Part of a data file
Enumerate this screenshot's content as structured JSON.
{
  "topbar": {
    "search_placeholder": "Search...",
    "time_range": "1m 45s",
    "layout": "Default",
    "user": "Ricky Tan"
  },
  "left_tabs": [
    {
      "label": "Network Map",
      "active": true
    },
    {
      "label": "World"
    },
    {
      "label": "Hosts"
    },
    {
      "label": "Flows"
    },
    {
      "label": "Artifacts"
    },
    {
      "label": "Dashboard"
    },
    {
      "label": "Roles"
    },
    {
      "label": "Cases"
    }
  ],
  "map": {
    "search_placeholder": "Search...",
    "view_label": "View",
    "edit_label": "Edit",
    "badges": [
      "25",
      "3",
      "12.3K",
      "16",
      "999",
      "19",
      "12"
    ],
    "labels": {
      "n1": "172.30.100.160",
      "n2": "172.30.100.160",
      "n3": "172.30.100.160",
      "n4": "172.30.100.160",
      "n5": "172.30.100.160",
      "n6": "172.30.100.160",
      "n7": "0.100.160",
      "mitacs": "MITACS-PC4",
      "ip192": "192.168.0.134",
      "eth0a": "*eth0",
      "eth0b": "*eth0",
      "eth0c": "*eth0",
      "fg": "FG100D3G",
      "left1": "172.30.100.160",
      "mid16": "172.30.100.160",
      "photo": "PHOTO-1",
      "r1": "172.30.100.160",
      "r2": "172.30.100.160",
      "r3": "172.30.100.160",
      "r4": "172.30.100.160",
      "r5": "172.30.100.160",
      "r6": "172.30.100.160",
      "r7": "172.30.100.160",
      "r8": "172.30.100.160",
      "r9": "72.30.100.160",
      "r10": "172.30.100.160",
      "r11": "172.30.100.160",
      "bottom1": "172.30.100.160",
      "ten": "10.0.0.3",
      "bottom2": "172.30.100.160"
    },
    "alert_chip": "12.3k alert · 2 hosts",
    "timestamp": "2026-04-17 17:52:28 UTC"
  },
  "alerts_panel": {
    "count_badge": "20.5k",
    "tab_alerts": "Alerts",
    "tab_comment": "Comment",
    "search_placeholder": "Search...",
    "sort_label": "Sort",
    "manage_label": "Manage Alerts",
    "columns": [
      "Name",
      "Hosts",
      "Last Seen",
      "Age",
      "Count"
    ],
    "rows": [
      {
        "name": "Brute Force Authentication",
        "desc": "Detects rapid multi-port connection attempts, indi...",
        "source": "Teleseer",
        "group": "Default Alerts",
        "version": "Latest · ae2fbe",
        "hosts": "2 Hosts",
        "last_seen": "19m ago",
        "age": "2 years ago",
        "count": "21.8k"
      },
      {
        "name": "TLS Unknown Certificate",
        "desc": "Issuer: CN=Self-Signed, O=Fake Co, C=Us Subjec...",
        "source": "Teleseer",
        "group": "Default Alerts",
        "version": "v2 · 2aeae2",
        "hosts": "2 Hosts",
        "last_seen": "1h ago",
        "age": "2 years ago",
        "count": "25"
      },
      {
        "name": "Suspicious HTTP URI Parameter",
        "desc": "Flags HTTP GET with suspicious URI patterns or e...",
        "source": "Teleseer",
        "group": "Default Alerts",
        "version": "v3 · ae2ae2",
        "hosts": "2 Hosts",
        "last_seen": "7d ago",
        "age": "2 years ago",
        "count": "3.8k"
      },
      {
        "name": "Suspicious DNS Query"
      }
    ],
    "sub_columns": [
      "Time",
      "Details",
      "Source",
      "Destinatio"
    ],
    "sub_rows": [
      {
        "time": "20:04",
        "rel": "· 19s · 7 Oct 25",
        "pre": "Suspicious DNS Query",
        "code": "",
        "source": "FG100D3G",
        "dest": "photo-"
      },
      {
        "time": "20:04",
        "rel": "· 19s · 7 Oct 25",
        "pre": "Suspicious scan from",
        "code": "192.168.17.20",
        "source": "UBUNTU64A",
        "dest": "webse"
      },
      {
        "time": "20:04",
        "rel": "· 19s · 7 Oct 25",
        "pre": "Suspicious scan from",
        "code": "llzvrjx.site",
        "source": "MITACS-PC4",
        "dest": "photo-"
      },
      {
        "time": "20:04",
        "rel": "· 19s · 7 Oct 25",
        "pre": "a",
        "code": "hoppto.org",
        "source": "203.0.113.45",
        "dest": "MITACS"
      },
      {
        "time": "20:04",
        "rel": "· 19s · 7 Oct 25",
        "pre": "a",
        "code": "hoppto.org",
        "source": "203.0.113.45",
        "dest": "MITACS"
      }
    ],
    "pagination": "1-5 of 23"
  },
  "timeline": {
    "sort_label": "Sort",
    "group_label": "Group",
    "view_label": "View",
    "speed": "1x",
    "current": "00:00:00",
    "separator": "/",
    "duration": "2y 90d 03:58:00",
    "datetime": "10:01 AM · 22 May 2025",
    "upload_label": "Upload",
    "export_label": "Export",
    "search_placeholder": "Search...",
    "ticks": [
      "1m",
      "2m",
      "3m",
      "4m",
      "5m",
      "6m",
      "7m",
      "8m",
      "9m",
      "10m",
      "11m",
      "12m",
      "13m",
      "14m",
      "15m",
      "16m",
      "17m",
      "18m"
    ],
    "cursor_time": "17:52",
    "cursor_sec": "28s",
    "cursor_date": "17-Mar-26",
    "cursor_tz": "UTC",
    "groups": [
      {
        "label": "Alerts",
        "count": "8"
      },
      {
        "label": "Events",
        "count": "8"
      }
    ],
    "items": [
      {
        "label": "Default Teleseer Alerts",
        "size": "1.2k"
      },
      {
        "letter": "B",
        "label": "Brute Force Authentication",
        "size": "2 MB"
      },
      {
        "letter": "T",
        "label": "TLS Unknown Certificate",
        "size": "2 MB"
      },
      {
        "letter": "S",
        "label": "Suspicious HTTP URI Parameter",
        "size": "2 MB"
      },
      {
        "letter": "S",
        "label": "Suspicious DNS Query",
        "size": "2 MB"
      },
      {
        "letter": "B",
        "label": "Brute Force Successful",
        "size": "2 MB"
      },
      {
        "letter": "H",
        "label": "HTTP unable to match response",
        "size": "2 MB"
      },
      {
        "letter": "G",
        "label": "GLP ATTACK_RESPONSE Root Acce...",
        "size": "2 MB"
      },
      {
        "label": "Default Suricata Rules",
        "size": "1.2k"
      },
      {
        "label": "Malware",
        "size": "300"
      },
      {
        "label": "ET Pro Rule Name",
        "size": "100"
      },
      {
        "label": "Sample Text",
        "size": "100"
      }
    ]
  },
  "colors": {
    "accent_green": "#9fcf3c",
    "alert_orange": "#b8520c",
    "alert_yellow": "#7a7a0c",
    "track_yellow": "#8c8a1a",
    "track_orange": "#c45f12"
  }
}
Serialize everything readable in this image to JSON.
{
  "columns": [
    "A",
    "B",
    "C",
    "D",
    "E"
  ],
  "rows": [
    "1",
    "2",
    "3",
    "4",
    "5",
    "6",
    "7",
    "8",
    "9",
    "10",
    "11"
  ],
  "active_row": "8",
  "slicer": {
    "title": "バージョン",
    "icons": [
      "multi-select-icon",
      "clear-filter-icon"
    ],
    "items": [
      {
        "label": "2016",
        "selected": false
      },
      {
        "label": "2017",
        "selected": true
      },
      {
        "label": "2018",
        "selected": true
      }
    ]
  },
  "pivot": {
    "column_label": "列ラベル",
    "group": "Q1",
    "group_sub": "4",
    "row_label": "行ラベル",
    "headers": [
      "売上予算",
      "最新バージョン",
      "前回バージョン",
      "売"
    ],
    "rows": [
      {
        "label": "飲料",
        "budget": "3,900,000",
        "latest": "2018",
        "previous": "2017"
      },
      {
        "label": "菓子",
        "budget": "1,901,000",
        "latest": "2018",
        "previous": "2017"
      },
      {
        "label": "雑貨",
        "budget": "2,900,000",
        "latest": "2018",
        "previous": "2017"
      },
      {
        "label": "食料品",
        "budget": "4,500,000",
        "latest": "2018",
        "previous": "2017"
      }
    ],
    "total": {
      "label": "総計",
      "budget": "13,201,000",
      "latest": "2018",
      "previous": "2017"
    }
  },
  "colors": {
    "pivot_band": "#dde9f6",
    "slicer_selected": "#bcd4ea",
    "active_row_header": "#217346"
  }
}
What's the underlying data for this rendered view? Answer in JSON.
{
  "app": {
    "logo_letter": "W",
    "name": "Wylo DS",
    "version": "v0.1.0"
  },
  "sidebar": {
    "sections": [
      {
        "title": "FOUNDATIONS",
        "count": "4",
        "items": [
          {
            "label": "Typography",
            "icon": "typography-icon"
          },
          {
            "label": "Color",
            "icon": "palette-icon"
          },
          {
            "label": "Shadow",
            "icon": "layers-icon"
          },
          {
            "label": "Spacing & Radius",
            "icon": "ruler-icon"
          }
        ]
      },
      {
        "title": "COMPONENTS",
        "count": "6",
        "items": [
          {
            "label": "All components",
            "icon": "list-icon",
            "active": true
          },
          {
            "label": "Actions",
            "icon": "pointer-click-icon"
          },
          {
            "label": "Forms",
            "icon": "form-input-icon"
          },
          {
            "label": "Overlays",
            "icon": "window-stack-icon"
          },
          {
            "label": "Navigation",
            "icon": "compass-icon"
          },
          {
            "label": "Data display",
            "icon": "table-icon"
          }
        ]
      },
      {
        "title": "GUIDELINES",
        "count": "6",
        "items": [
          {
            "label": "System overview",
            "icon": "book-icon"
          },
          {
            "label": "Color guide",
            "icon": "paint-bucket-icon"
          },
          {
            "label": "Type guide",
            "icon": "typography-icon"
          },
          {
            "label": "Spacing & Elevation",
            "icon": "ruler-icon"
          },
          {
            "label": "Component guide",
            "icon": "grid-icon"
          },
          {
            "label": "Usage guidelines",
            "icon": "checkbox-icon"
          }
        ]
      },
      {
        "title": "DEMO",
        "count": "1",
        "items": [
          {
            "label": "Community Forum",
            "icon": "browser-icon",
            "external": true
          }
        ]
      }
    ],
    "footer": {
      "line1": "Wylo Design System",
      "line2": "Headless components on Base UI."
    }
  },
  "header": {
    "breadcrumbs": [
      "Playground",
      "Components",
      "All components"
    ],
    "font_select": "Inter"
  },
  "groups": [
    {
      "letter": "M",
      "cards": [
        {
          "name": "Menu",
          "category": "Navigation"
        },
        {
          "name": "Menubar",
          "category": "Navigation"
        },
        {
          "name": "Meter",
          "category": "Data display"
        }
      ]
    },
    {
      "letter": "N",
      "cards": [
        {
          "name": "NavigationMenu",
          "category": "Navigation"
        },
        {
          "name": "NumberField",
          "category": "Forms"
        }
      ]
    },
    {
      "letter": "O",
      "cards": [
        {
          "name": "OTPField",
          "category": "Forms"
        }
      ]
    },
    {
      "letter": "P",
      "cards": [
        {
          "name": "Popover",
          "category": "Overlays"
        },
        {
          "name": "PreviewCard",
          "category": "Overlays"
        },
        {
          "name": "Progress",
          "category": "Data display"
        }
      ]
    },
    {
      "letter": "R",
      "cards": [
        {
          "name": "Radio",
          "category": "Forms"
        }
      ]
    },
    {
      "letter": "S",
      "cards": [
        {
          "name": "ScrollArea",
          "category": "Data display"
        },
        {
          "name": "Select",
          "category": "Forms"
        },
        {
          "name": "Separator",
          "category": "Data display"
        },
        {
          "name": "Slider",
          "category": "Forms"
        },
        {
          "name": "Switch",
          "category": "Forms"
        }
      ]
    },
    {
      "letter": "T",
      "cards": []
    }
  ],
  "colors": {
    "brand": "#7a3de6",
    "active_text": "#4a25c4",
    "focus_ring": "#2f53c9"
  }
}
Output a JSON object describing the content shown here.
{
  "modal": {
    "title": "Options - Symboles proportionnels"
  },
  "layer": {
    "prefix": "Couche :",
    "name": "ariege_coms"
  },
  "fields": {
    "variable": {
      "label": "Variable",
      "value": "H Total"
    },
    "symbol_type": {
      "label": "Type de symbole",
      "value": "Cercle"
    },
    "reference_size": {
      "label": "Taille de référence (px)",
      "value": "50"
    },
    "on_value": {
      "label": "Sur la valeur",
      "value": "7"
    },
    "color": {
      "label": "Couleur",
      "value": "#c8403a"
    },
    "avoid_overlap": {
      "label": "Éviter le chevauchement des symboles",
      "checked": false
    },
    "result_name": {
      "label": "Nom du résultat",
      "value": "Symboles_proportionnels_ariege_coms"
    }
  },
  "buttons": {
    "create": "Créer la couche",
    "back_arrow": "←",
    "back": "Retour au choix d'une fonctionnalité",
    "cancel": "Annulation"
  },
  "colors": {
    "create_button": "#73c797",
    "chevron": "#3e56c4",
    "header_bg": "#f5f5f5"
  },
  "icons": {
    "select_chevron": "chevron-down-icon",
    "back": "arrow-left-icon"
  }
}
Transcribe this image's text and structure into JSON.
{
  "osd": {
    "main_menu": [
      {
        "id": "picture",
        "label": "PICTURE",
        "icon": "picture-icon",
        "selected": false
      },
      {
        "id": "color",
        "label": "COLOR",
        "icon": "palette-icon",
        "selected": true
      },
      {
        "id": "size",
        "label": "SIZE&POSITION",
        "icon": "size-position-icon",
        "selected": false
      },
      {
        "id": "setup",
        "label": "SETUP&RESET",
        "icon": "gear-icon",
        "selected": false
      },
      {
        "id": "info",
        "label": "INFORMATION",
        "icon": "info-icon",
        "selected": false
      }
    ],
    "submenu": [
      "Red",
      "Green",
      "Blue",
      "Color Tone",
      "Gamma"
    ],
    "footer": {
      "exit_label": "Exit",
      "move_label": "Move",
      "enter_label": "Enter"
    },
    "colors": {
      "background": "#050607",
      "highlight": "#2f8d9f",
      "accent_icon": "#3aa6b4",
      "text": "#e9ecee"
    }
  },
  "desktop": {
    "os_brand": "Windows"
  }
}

* [AIM] Copy every line that includes the string "budget" from the material above.

* [PROBLEM SOLUTION]
        "budget": "3,900,000",
        "budget": "1,901,000",
        "budget": "2,900,000",
        "budget": "4,500,000",
      "budget": "13,201,000",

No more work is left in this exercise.